"""
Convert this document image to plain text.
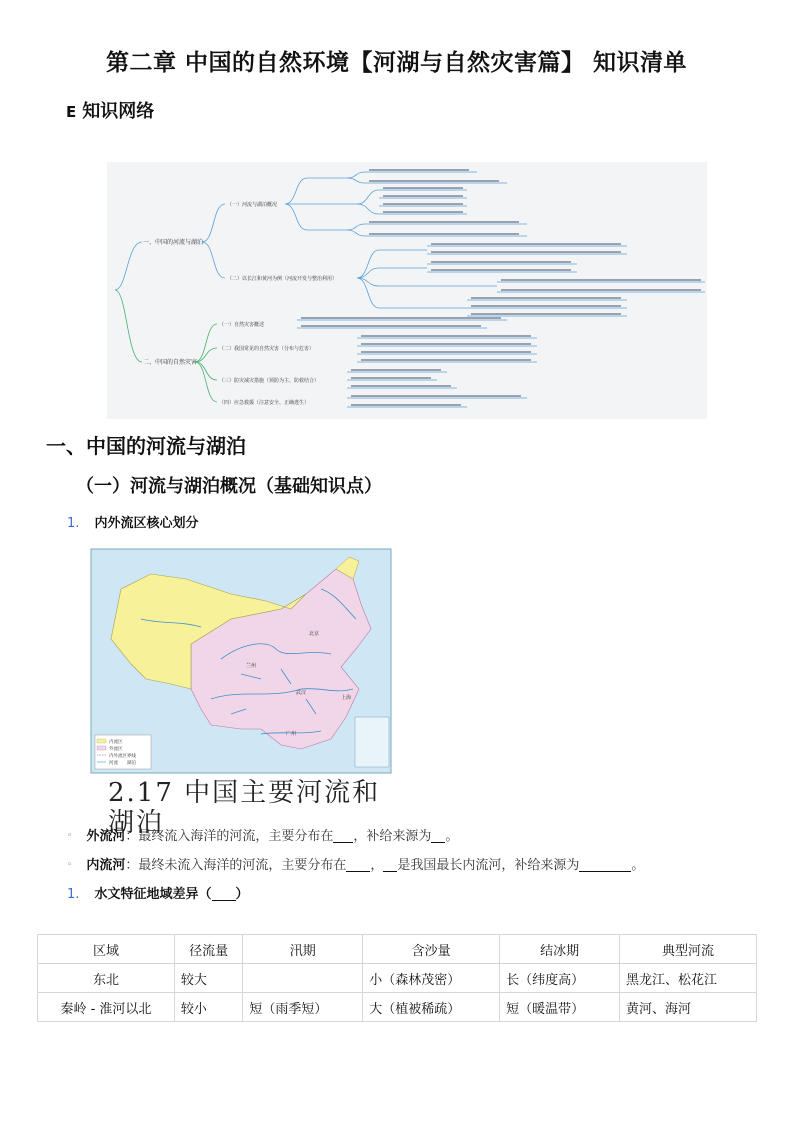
第二章 中国的自然环境【河湖与自然灾害篇】 知识清单
E 知识网络
一、中国的河流与湖泊
二、中国的自然灾害
（一）河流与湖泊概况
（二）以长江和黄河为例（河流开发与整治利用）
（一）自然灾害概述
（二）我国常见的自然灾害（分布与危害）
（三）防灾减灾措施（预防为主、防救结合）
（四）应急救援（注意安全、正确逃生）
一、中国的河流与湖泊
（一）河流与湖泊概况（基础知识点）
1. 内外流区核心划分
内流区
外流区
内外流区界线
河流 湖泊
北京
兰州
武汉
上海
广州
2.17 中国主要河流和湖泊
◦ 外流河：最终流入海洋的河流，主要分布在 ，补给来源为 。
◦ 内流河：最终未流入海洋的河流，主要分布在 ， 是我国最长内流河，补给来源为	。
1. 水文特征地域差异（ ）
区域	径流量	汛期	含沙量	结冰期	典型河流
东北	较大		小（森林茂密）	长（纬度高）	黑龙江、松花江
秦岭 - 淮河以北	较小	短（雨季短）	大（植被稀疏）	短（暖温带）	黄河、海河
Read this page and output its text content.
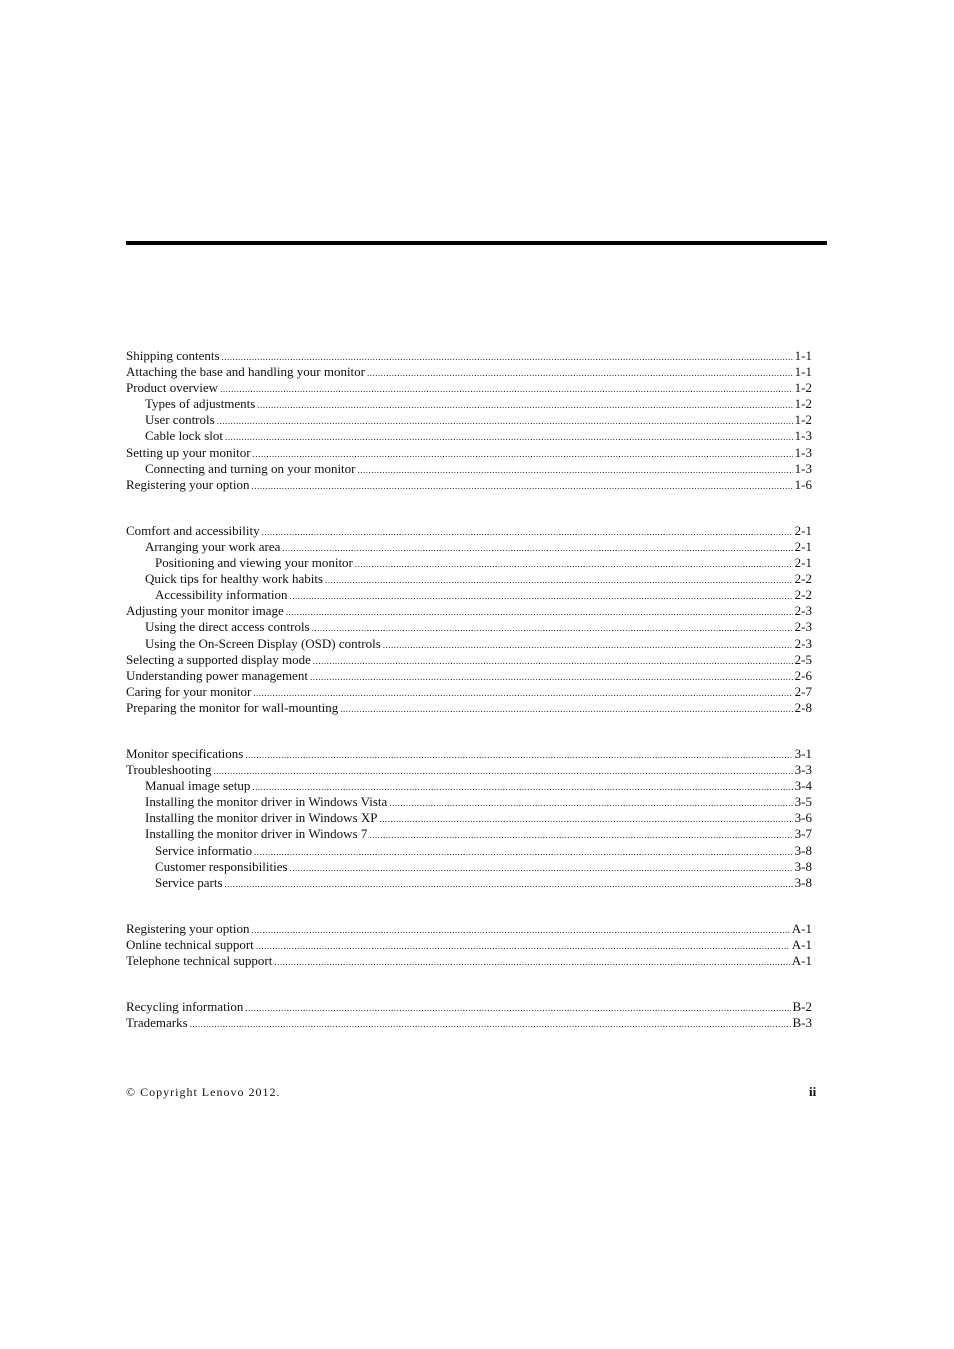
Shipping contents .....	1-1
Attaching the base and handling your monitor .....	1-1
Product overview .....	1-2
Types of adjustments .....	1-2
User controls .....	1-2
Cable lock slot .....	1-3
Setting up your monitor .....	1-3
Connecting and turning on your monitor .....	1-3
Registering your option .....	1-6
Comfort and accessibility .....	2-1
Arranging your work area .....	2-1
Positioning and viewing your monitor .....	2-1
Quick tips for healthy work habits .....	2-2
Accessibility information .....	2-2
Adjusting your monitor image .....	2-3
Using the direct access controls .....	2-3
Using the On-Screen Display (OSD) controls .....	2-3
Selecting a supported display mode .....	2-5
Understanding power management .....	2-6
Caring for your monitor .....	2-7
Preparing the monitor for wall-mounting .....	2-8
Monitor specifications .....	3-1
Troubleshooting .....	3-3
Manual image setup .....	3-4
Installing the monitor driver in Windows Vista .....	3-5
Installing the monitor driver in Windows XP .....	3-6
Installing the monitor driver in Windows 7 .....	3-7
Service informatio .....	3-8
Customer responsibilities .....	3-8
Service parts .....	3-8
Registering your option .....	A-1
Online technical support .....	A-1
Telephone technical support .....	A-1
Recycling information .....	B-2
Trademarks .....	B-3
© Copyright Lenovo 2012.	ii
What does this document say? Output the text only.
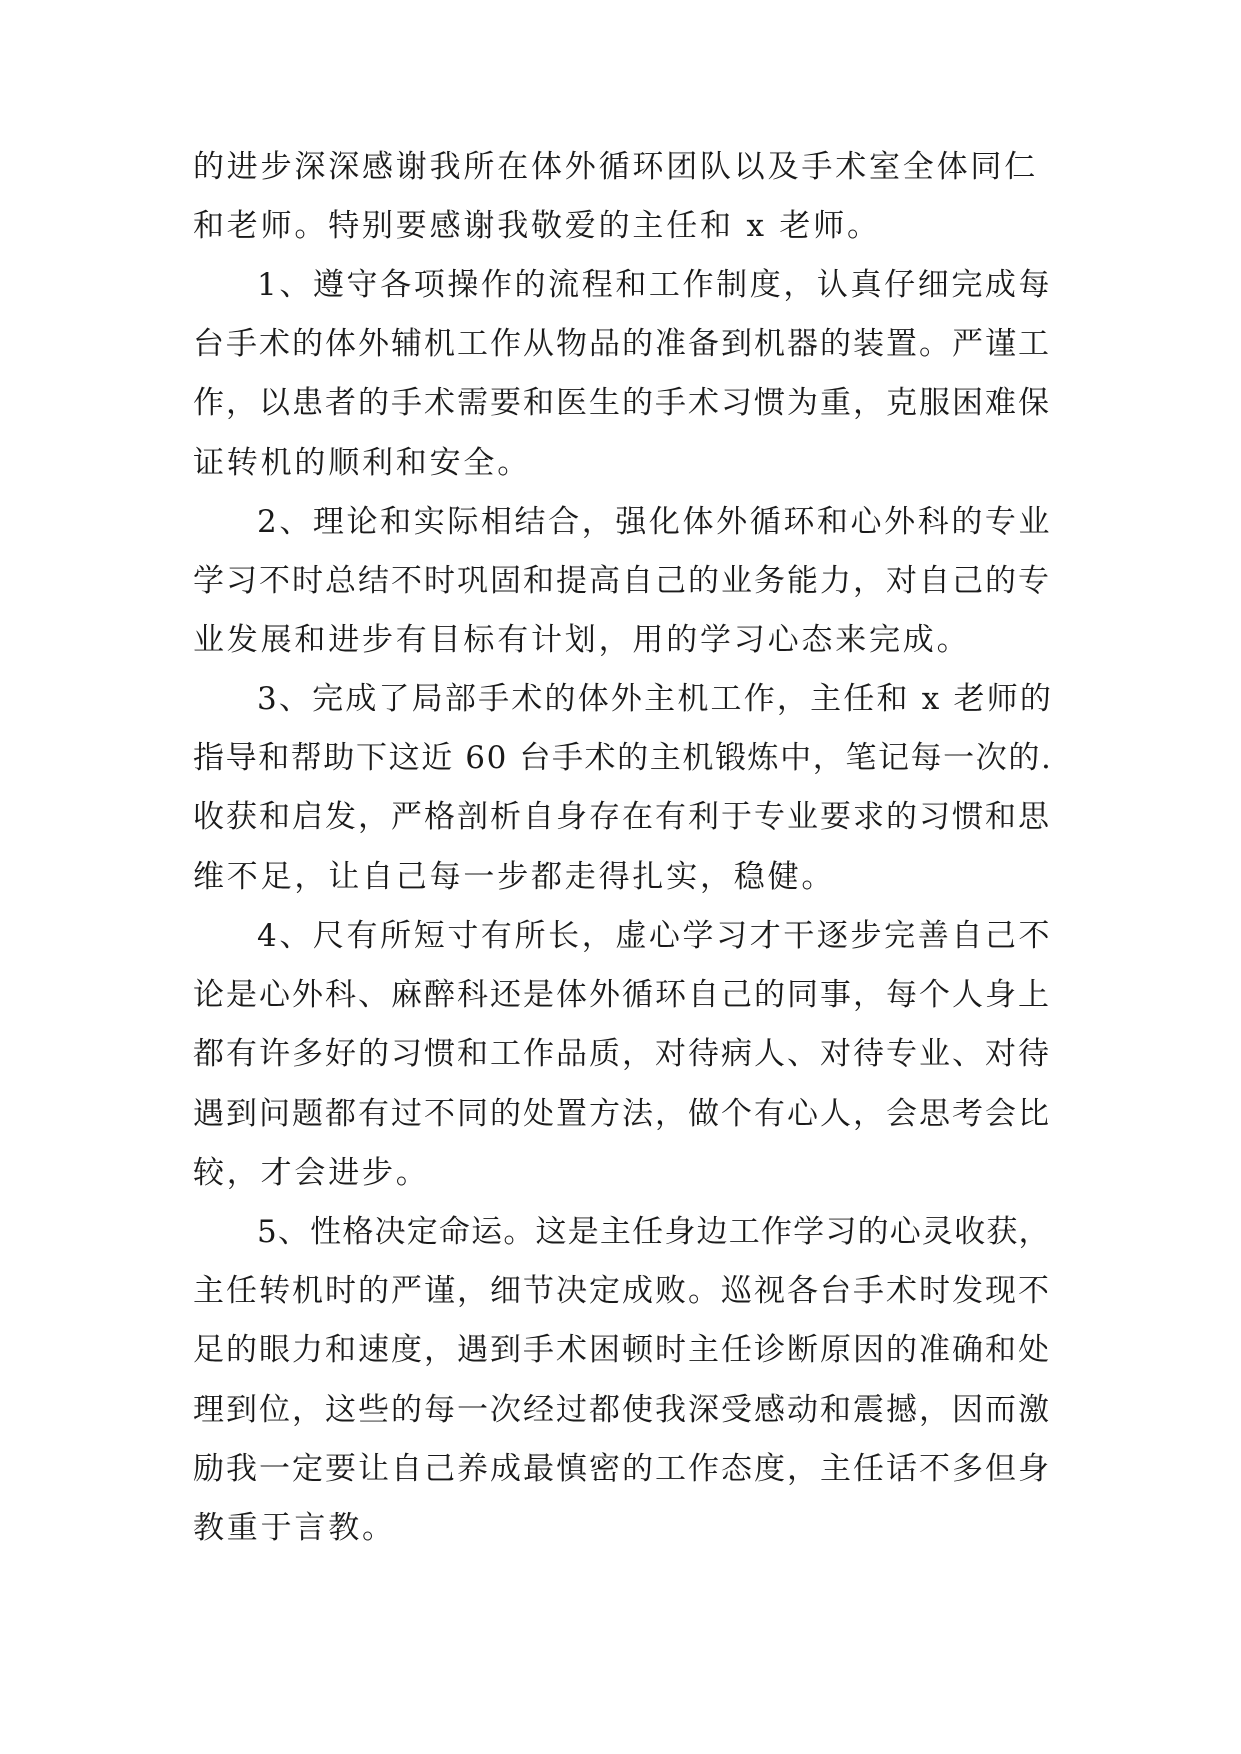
的进步深深感谢我所在体外循环团队以及手术室全体同仁
和老师。特别要感谢我敬爱的主任和 x 老师。
1、遵守各项操作的流程和工作制度，认真仔细完成每
台手术的体外辅机工作从物品的准备到机器的装置。严谨工
作，以患者的手术需要和医生的手术习惯为重，克服困难保
证转机的顺利和安全。
2、理论和实际相结合，强化体外循环和心外科的专业
学习不时总结不时巩固和提高自己的业务能力，对自己的专
业发展和进步有目标有计划，用的学习心态来完成。
3、完成了局部手术的体外主机工作，主任和 x 老师的
指导和帮助下这近 60 台手术的主机锻炼中，笔记每一次的.
收获和启发，严格剖析自身存在有利于专业要求的习惯和思
维不足，让自己每一步都走得扎实，稳健。
4、尺有所短寸有所长，虚心学习才干逐步完善自己不
论是心外科、麻醉科还是体外循环自己的同事，每个人身上
都有许多好的习惯和工作品质，对待病人、对待专业、对待
遇到问题都有过不同的处置方法，做个有心人，会思考会比
较，才会进步。
5、性格决定命运。这是主任身边工作学习的心灵收获，
主任转机时的严谨，细节决定成败。巡视各台手术时发现不
足的眼力和速度，遇到手术困顿时主任诊断原因的准确和处
理到位，这些的每一次经过都使我深受感动和震撼，因而激
励我一定要让自己养成最慎密的工作态度，主任话不多但身
教重于言教。
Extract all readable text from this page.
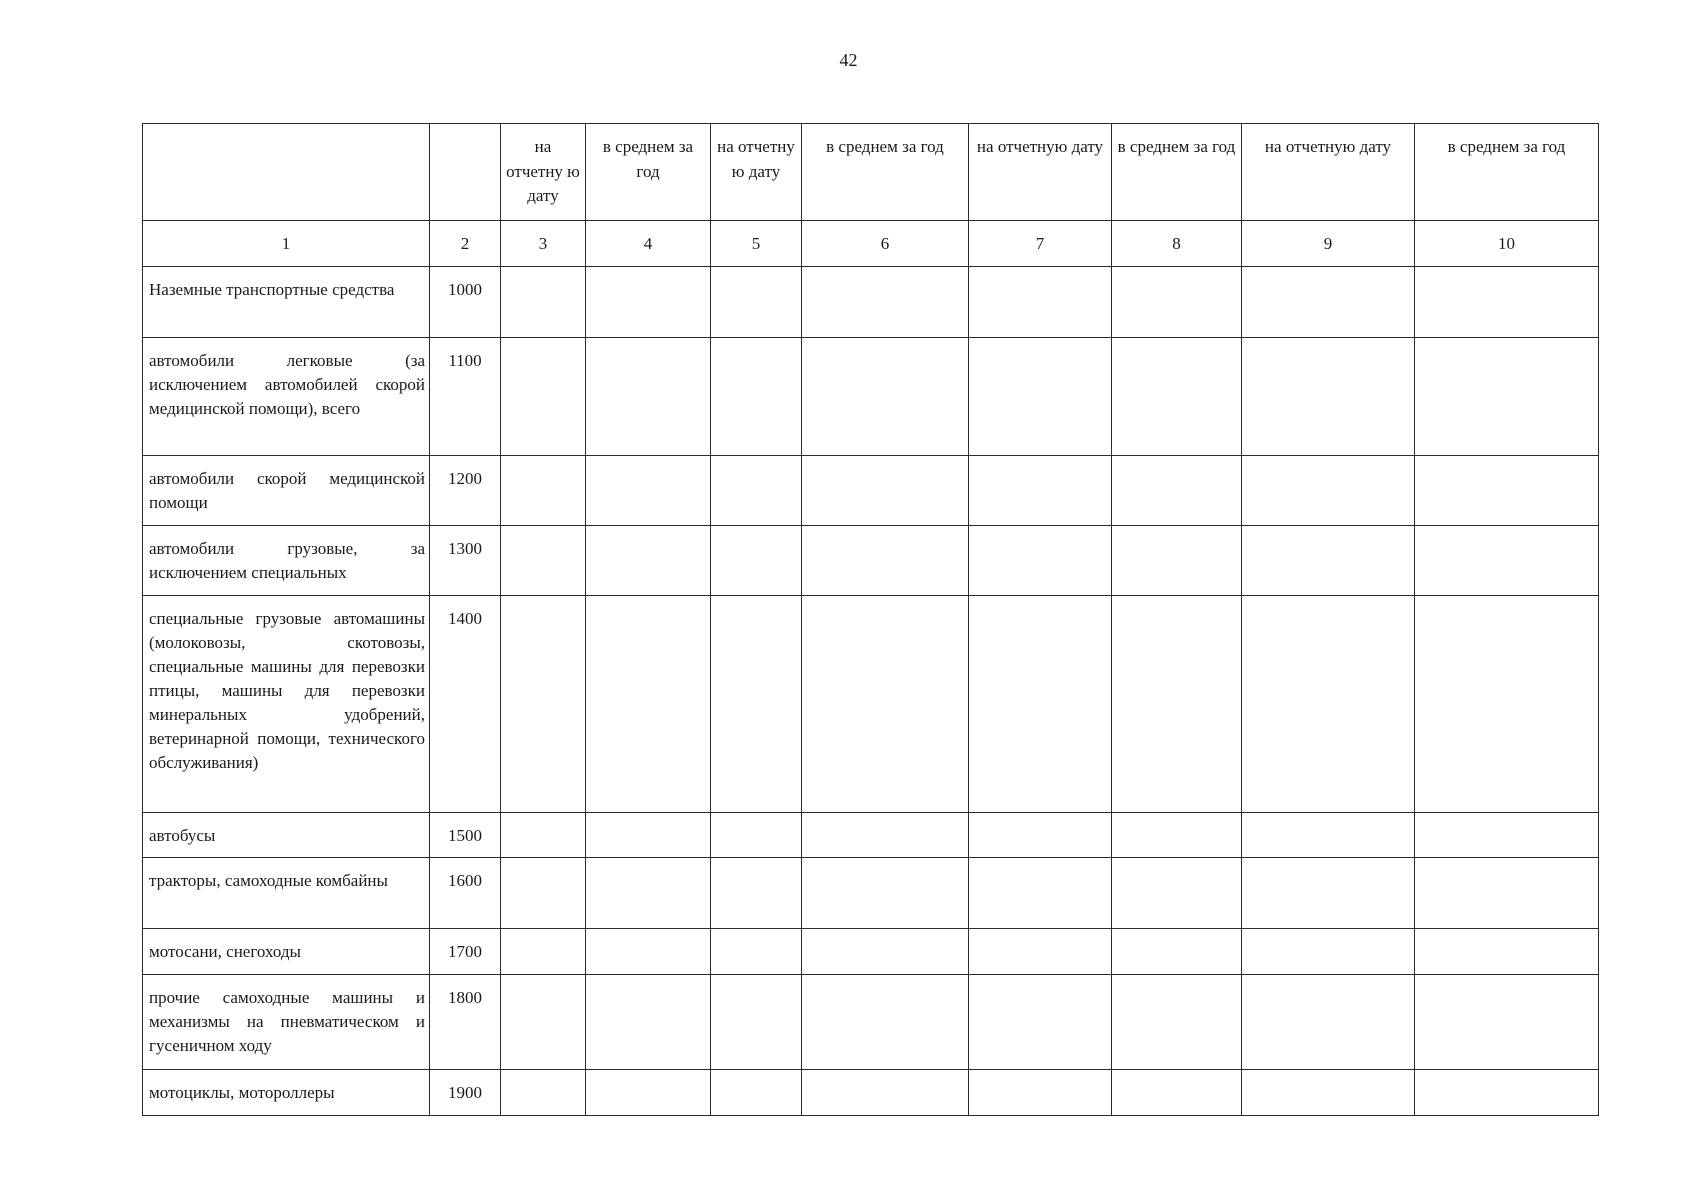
42
		на отчетну ю дату	в среднем за год	на отчетну ю дату	в среднем за год	на отчетную дату	в среднем за год	на отчетную дату	в среднем за год
1	2	3	4	5	6	7	8	9	10
Наземные транспортные средства	1000								
автомобили легковые (за исключением автомобилей скорой медицинской помощи), всего	1100								
автомобили скорой медицинской помощи	1200								
автомобили грузовые, за исключением специальных	1300								
специальные грузовые автомашины (молоковозы, скотовозы, специальные машины для перевозки птицы, машины для перевозки минеральных удобрений, ветеринарной помощи, технического обслуживания)	1400								
автобусы	1500								
тракторы, самоходные комбайны	1600								
мотосани, снегоходы	1700								
прочие самоходные машины и механизмы на пневматическом и гусеничном ходу	1800								
мотоциклы, мотороллеры	1900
"""
Pictures are excluded; output everything else in the data verbatim.

Convert this document image to plain text.
第二章 中国的自然环境【河湖与自然灾害篇】 知识清单
E 知识网络
一、中国的河流与湖泊
二、中国的自然灾害
（一）河流与湖泊概况
（二）以长江和黄河为例（河流开发与整治利用）
（一）自然灾害概述
（二）我国常见的自然灾害（分布与危害）
（三）防灾减灾措施（预防为主、防救结合）
（四）应急救援（注意安全、正确逃生）
一、中国的河流与湖泊
（一）河流与湖泊概况（基础知识点）
1. 内外流区核心划分
内流区
外流区
内外流区界线
河流 湖泊
北京
兰州
武汉
上海
广州
2.17 中国主要河流和湖泊
◦ 外流河：最终流入海洋的河流，主要分布在 ，补给来源为 。
◦ 内流河：最终未流入海洋的河流，主要分布在 ， 是我国最长内流河，补给来源为	。
1. 水文特征地域差异（ ）
区域	径流量	汛期	含沙量	结冰期	典型河流
东北	较大		小（森林茂密）	长（纬度高）	黑龙江、松花江
秦岭 - 淮河以北	较小	短（雨季短）	大（植被稀疏）	短（暖温带）	黄河、海河
Read this page and output its text content.
Shipping contents .....	1-1
Attaching the base and handling your monitor .....	1-1
Product overview .....	1-2
Types of adjustments .....	1-2
User controls .....	1-2
Cable lock slot .....	1-3
Setting up your monitor .....	1-3
Connecting and turning on your monitor .....	1-3
Registering your option .....	1-6
Comfort and accessibility .....	2-1
Arranging your work area .....	2-1
Positioning and viewing your monitor .....	2-1
Quick tips for healthy work habits .....	2-2
Accessibility information .....	2-2
Adjusting your monitor image .....	2-3
Using the direct access controls .....	2-3
Using the On-Screen Display (OSD) controls .....	2-3
Selecting a supported display mode .....	2-5
Understanding power management .....	2-6
Caring for your monitor .....	2-7
Preparing the monitor for wall-mounting .....	2-8
Monitor specifications .....	3-1
Troubleshooting .....	3-3
Manual image setup .....	3-4
Installing the monitor driver in Windows Vista .....	3-5
Installing the monitor driver in Windows XP .....	3-6
Installing the monitor driver in Windows 7 .....	3-7
Service informatio .....	3-8
Customer responsibilities .....	3-8
Service parts .....	3-8
Registering your option .....	A-1
Online technical support .....	A-1
Telephone technical support .....	A-1
Recycling information .....	B-2
Trademarks .....	B-3
© Copyright Lenovo 2012.	ii
What does this document say? Output the text only.
的进步深深感谢我所在体外循环团队以及手术室全体同仁
和老师。特别要感谢我敬爱的主任和 x 老师。
1、遵守各项操作的流程和工作制度，认真仔细完成每
台手术的体外辅机工作从物品的准备到机器的装置。严谨工
作，以患者的手术需要和医生的手术习惯为重，克服困难保
证转机的顺利和安全。
2、理论和实际相结合，强化体外循环和心外科的专业
学习不时总结不时巩固和提高自己的业务能力，对自己的专
业发展和进步有目标有计划，用的学习心态来完成。
3、完成了局部手术的体外主机工作，主任和 x 老师的
指导和帮助下这近 60 台手术的主机锻炼中，笔记每一次的.
收获和启发，严格剖析自身存在有利于专业要求的习惯和思
维不足，让自己每一步都走得扎实，稳健。
4、尺有所短寸有所长，虚心学习才干逐步完善自己不
论是心外科、麻醉科还是体外循环自己的同事，每个人身上
都有许多好的习惯和工作品质，对待病人、对待专业、对待
遇到问题都有过不同的处置方法，做个有心人，会思考会比
较，才会进步。
5、性格决定命运。这是主任身边工作学习的心灵收获，
主任转机时的严谨，细节决定成败。巡视各台手术时发现不
足的眼力和速度，遇到手术困顿时主任诊断原因的准确和处
理到位，这些的每一次经过都使我深受感动和震撼，因而激
励我一定要让自己养成最慎密的工作态度，主任话不多但身
教重于言教。
Extract all readable text from this page.
42
		на отчетну ю дату	в среднем за год	на отчетну ю дату	в среднем за год	на отчетную дату	в среднем за год	на отчетную дату	в среднем за год
1	2	3	4	5	6	7	8	9	10
Наземные транспортные средства	1000								
автомобили легковые (за исключением автомобилей скорой медицинской помощи), всего	1100								
автомобили скорой медицинской помощи	1200								
автомобили грузовые, за исключением специальных	1300								
специальные грузовые автомашины (молоковозы, скотовозы, специальные машины для перевозки птицы, машины для перевозки минеральных удобрений, ветеринарной помощи, технического обслуживания)	1400								
автобусы	1500								
тракторы, самоходные комбайны	1600								
мотосани, снегоходы	1700								
прочие самоходные машины и механизмы на пневматическом и гусеничном ходу	1800								
мотоциклы, мотороллеры	1900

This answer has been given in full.